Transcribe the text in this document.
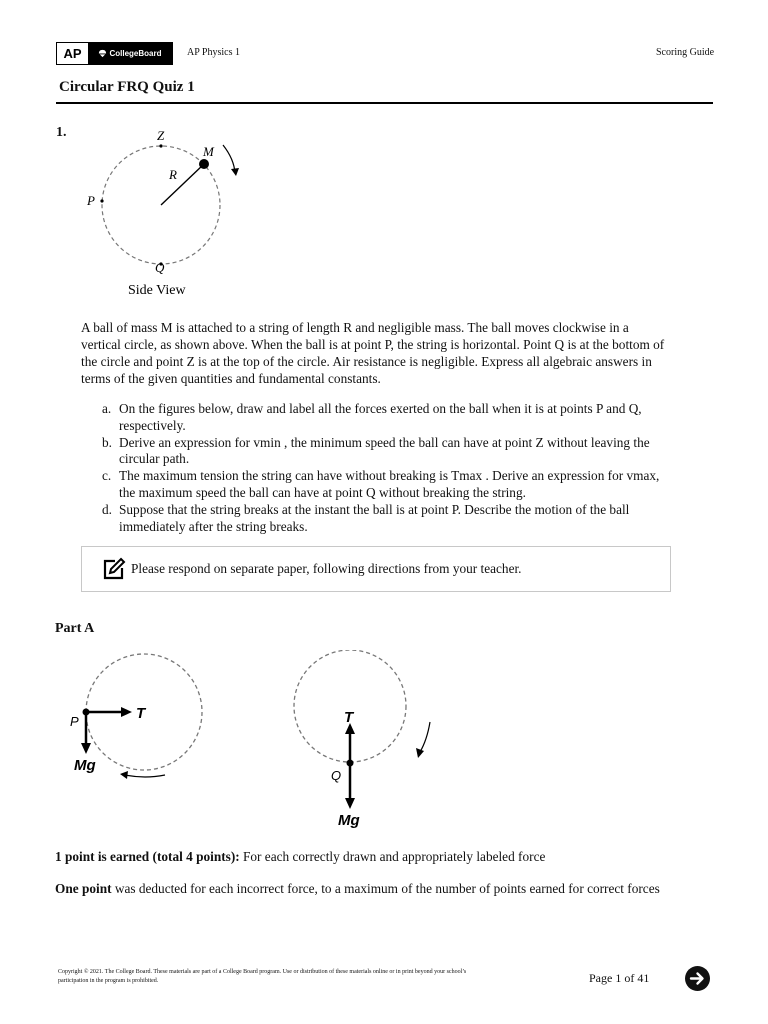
AP	CollegeBoard	AP Physics 1	Scoring Guide
Circular FRQ Quiz 1
1.	Z
M
R
P
Q
Side View
A ball of mass M is attached to a string of length R and negligible mass. The ball moves clockwise in a vertical circle, as shown above. When the ball is at point P, the string is horizontal. Point Q is at the bottom of the circle and point Z is at the top of the circle. Air resistance is negligible. Express all algebraic answers in terms of the given quantities and fundamental constants.
a. On the figures below, draw and label all the forces exerted on the ball when it is at points P and Q, respectively.
b. Derive an expression for vmin , the minimum speed the ball can have at point Z without leaving the circular path.
c. The maximum tension the string can have without breaking is Tmax . Derive an expression for vmax, the maximum speed the ball can have at point Q without breaking the string.
d. Suppose that the string breaks at the instant the ball is at point P. Describe the motion of the ball immediately after the string breaks.
Please respond on separate paper, following directions from your teacher.
Part A
T
P
Mg
T
Q
Mg
1 point is earned (total 4 points): For each correctly drawn and appropriately labeled force
One point was deducted for each incorrect force, to a maximum of the number of points earned for correct forces
Copyright © 2021. The College Board. These materials are part of a College Board program. Use or distribution of these materials online or in print beyond your school’s participation in the program is prohibited.	Page 1 of 41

-=-=-

Give back each entry exactly as it appears, with no pictures.

__Solution to this problem__:
Transcribe the text in this document.
AP	CollegeBoard	AP Physics 1	Scoring Guide
Circular FRQ Quiz 1
1.	Z
M
R
P
Q
Side View
A ball of mass M is attached to a string of length R and negligible mass. The ball moves clockwise in a vertical circle, as shown above. When the ball is at point P, the string is horizontal. Point Q is at the bottom of the circle and point Z is at the top of the circle. Air resistance is negligible. Express all algebraic answers in terms of the given quantities and fundamental constants.
a. On the figures below, draw and label all the forces exerted on the ball when it is at points P and Q, respectively.
b. Derive an expression for vmin , the minimum speed the ball can have at point Z without leaving the circular path.
c. The maximum tension the string can have without breaking is Tmax . Derive an expression for vmax, the maximum speed the ball can have at point Q without breaking the string.
d. Suppose that the string breaks at the instant the ball is at point P. Describe the motion of the ball immediately after the string breaks.
Please respond on separate paper, following directions from your teacher.
Part A
T
P
Mg
T
Q
Mg
1 point is earned (total 4 points): For each correctly drawn and appropriately labeled force
One point was deducted for each incorrect force, to a maximum of the number of points earned for correct forces
Copyright © 2021. The College Board. These materials are part of a College Board program. Use or distribution of these materials online or in print beyond your school’s participation in the program is prohibited.	Page 1 of 41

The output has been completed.